# [Entries taken from a collection]
:::::
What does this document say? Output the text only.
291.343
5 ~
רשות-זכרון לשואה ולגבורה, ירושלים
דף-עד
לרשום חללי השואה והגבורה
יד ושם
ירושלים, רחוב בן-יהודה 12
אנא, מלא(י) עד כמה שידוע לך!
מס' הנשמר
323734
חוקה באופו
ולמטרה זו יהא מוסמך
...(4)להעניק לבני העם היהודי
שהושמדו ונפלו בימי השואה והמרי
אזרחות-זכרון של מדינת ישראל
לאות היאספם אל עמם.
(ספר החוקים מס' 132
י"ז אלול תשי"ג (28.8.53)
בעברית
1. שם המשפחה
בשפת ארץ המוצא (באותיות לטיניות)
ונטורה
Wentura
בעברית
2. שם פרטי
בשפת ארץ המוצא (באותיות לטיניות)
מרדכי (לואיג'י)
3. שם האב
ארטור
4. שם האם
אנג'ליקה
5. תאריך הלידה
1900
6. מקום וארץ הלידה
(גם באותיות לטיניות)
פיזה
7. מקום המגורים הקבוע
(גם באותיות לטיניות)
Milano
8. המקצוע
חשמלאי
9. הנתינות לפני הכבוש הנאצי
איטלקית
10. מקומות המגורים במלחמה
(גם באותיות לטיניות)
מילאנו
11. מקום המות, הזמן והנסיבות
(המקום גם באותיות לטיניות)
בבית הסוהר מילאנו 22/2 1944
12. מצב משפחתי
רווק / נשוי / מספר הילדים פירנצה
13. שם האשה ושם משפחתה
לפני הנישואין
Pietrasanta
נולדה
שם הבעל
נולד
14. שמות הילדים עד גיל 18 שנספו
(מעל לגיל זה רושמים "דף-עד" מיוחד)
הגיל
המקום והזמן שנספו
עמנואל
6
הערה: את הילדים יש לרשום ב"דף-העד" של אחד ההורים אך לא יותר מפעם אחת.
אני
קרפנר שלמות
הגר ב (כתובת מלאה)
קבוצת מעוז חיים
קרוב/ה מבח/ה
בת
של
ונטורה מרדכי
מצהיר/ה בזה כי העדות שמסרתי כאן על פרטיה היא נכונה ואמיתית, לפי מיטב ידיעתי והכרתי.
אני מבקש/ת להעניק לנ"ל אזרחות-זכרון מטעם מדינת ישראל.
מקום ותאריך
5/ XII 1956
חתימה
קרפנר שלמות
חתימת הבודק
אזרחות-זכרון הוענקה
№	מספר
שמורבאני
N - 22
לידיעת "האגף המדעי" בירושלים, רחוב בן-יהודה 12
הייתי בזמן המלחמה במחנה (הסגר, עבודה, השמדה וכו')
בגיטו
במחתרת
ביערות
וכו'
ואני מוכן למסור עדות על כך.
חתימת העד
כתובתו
:::::
# [REQUIREMENT]
Return the material exactly as it stands.

# [SOLUTION BELOW]
What does this document say? Output the text only.
291.343
5 ~
רשות-זכרון לשואה ולגבורה, ירושלים
דף-עד
לרשום חללי השואה והגבורה
יד ושם
ירושלים, רחוב בן-יהודה 12
אנא, מלא(י) עד כמה שידוע לך!
מס' הנשמר
323734
חוקה באופו
ולמטרה זו יהא מוסמך
...(4)להעניק לבני העם היהודי
שהושמדו ונפלו בימי השואה והמרי
אזרחות-זכרון של מדינת ישראל
לאות היאספם אל עמם.
(ספר החוקים מס' 132
י"ז אלול תשי"ג (28.8.53)
בעברית
1. שם המשפחה
בשפת ארץ המוצא (באותיות לטיניות)
ונטורה
Wentura
בעברית
2. שם פרטי
בשפת ארץ המוצא (באותיות לטיניות)
מרדכי (לואיג'י)
3. שם האב
ארטור
4. שם האם
אנג'ליקה
5. תאריך הלידה
1900
6. מקום וארץ הלידה
(גם באותיות לטיניות)
פיזה
7. מקום המגורים הקבוע
(גם באותיות לטיניות)
Milano
8. המקצוע
חשמלאי
9. הנתינות לפני הכבוש הנאצי
איטלקית
10. מקומות המגורים במלחמה
(גם באותיות לטיניות)
מילאנו
11. מקום המות, הזמן והנסיבות
(המקום גם באותיות לטיניות)
בבית הסוהר מילאנו 22/2 1944
12. מצב משפחתי
רווק / נשוי / מספר הילדים פירנצה
13. שם האשה ושם משפחתה
לפני הנישואין
Pietrasanta
נולדה
שם הבעל
נולד
14. שמות הילדים עד גיל 18 שנספו
(מעל לגיל זה רושמים "דף-עד" מיוחד)
הגיל
המקום והזמן שנספו
עמנואל
6
הערה: את הילדים יש לרשום ב"דף-העד" של אחד ההורים אך לא יותר מפעם אחת.
אני
קרפנר שלמות
הגר ב (כתובת מלאה)
קבוצת מעוז חיים
קרוב/ה מבח/ה
בת
של
ונטורה מרדכי
מצהיר/ה בזה כי העדות שמסרתי כאן על פרטיה היא נכונה ואמיתית, לפי מיטב ידיעתי והכרתי.
אני מבקש/ת להעניק לנ"ל אזרחות-זכרון מטעם מדינת ישראל.
מקום ותאריך
5/ XII 1956
חתימה
קרפנר שלמות
חתימת הבודק
אזרחות-זכרון הוענקה
№	מספר
שמורבאני
N - 22
לידיעת "האגף המדעי" בירושלים, רחוב בן-יהודה 12
הייתי בזמן המלחמה במחנה (הסגר, עבודה, השמדה וכו')
בגיטו
במחתרת
ביערות
וכו'
ואני מוכן למסור עדות על כך.
חתימת העד
כתובתו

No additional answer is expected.